───── DATA FOR THIS TASK
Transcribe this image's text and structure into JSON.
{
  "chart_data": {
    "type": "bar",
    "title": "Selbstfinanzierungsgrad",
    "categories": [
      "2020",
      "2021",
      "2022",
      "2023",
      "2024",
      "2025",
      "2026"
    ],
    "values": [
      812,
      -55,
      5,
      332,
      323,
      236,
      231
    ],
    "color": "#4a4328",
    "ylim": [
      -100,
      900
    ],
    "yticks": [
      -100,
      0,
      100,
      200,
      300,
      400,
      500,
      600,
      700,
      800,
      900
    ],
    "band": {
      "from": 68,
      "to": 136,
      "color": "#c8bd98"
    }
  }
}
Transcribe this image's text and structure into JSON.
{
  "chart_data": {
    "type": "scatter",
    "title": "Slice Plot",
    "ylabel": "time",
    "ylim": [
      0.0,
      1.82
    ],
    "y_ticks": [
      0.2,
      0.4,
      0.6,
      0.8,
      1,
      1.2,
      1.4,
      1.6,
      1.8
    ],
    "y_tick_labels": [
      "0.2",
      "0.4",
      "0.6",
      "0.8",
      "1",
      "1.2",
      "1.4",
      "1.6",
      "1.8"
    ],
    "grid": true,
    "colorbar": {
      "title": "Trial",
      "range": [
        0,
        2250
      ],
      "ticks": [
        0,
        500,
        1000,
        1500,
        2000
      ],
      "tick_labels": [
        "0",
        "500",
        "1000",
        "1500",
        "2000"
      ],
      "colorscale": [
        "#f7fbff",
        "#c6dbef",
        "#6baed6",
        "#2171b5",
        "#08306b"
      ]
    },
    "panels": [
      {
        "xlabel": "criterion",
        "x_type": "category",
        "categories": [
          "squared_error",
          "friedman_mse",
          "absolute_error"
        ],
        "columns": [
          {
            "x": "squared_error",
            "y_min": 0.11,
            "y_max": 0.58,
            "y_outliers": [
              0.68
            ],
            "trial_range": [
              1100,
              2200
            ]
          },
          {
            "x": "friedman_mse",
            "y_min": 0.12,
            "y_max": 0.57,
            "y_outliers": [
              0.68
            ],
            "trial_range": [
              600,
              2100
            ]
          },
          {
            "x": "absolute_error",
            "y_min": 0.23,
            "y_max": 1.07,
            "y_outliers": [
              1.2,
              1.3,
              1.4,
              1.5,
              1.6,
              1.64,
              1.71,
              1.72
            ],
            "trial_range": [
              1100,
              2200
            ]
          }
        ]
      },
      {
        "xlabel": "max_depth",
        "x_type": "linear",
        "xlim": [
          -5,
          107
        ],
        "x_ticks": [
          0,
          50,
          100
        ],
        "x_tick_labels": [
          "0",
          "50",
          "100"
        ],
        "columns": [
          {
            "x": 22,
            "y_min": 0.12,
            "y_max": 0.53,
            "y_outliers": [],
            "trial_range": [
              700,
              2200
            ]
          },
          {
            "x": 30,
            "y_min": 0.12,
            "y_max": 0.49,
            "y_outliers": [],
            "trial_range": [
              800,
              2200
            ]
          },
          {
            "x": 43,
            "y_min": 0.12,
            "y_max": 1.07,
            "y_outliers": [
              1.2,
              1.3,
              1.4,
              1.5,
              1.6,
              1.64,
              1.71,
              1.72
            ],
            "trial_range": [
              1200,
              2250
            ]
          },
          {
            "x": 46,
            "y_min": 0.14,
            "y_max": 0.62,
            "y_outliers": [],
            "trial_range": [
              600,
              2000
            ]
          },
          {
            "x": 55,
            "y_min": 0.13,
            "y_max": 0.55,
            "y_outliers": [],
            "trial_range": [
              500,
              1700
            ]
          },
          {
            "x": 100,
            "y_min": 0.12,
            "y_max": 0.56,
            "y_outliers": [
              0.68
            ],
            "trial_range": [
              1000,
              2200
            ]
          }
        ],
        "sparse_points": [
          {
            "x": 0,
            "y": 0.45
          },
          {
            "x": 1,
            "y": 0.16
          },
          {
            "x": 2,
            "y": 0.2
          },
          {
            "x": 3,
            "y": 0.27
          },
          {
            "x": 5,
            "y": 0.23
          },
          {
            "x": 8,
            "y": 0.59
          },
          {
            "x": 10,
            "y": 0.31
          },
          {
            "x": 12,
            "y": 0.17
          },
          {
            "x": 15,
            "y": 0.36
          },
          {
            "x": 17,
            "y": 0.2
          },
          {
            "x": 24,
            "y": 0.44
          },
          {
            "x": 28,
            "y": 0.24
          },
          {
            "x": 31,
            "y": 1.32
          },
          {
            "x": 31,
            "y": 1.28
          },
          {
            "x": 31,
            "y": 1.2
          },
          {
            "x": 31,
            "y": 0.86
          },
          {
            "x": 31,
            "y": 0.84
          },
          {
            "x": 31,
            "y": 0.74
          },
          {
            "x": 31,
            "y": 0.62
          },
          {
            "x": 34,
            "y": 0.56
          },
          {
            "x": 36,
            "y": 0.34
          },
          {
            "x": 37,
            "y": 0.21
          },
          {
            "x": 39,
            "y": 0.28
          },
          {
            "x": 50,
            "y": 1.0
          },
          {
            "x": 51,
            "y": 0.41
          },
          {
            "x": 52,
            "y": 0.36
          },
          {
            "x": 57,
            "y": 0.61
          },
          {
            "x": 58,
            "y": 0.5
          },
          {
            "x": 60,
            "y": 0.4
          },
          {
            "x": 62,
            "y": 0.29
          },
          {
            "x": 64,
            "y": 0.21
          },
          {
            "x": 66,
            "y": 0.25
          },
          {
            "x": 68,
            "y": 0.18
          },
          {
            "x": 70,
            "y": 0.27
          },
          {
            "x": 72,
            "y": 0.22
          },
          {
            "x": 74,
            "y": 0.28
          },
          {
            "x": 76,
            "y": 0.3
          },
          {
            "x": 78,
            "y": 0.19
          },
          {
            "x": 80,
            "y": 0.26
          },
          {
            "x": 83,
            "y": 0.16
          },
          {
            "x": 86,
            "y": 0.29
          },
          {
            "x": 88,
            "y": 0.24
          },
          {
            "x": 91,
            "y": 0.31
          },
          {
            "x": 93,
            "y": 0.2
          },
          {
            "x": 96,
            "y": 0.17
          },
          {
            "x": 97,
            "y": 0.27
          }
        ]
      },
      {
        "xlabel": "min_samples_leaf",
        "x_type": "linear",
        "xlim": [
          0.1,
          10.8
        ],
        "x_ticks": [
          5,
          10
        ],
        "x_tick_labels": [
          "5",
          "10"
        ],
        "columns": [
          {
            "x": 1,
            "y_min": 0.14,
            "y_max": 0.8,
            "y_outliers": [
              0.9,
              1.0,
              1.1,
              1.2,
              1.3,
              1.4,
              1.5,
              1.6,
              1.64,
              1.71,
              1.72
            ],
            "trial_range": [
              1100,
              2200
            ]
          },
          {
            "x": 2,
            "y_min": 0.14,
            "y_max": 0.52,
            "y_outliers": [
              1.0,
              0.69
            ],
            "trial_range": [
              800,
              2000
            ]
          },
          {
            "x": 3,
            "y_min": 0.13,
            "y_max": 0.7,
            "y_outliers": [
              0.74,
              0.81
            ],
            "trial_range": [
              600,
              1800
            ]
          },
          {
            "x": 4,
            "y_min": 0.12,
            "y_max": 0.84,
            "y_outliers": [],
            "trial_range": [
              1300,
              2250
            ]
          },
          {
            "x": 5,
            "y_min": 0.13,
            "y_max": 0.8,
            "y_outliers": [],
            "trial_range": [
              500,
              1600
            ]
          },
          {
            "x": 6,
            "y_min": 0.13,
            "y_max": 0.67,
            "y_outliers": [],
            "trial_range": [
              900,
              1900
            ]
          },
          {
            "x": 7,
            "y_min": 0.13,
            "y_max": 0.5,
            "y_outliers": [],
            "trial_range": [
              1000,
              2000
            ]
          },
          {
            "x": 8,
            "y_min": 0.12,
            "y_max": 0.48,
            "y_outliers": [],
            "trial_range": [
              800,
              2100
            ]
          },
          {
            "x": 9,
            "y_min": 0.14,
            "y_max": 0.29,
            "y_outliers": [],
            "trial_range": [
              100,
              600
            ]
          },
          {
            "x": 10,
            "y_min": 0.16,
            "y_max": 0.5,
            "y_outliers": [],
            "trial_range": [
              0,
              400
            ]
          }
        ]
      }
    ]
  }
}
──────────
• GIVEN PROBLEM:
Reproduce each line of the entries in which the word "xlabel" is found.

• RESPONSE TO THIS EXERCISE:
        "xlabel": "criterion",
        "xlabel": "max_depth",
        "xlabel": "min_samples_leaf",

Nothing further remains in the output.